──────── LISTING ────────
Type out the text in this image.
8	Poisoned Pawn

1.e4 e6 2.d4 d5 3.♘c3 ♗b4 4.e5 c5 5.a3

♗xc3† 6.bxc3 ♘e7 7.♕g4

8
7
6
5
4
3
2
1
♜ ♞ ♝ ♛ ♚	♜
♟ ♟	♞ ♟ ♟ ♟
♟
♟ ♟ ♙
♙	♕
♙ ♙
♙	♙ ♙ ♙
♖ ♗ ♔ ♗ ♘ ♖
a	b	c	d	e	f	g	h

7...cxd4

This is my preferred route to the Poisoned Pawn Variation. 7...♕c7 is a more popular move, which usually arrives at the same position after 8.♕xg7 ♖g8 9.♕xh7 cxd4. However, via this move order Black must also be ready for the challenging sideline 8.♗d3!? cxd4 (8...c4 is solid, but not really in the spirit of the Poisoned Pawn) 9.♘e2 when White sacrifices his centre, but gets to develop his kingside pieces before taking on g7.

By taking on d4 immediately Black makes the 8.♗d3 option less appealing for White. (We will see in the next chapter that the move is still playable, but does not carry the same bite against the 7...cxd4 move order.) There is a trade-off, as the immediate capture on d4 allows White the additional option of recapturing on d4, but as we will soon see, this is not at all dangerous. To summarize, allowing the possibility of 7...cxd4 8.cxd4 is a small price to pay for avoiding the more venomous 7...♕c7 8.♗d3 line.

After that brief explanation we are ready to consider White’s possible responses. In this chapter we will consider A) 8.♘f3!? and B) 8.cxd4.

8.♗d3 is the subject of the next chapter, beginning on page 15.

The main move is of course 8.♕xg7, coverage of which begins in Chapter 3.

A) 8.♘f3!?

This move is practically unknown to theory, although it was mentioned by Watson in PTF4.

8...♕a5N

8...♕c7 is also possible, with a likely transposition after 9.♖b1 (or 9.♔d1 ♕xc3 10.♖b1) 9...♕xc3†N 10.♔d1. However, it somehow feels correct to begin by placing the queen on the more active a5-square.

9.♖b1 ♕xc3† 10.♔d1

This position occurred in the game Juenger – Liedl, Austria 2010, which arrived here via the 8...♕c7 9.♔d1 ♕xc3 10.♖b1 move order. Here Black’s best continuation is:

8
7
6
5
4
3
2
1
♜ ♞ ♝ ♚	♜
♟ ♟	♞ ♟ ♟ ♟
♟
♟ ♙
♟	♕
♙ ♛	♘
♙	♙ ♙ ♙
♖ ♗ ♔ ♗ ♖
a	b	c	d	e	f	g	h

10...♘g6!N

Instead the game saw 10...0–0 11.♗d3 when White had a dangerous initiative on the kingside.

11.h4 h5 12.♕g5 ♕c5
────────
STATED GOAL: Search the data above for the word "when", then gather each line in which it appears.

FULL RESPONSE:
This is my preferred route to the Poisoned Pawn Variation. 7...♕c7 is a more popular move, which usually arrives at the same position after 8.♕xg7 ♖g8 9.♕xh7 cxd4. However, via this move order Black must also be ready for the challenging sideline 8.♗d3!? cxd4 (8...c4 is solid, but not really in the spirit of the Poisoned Pawn) 9.♘e2 when White sacrifices his centre, but gets to develop his kingside pieces before taking on g7.
Instead the game saw 10...0–0 11.♗d3 when White had a dangerous initiative on the kingside.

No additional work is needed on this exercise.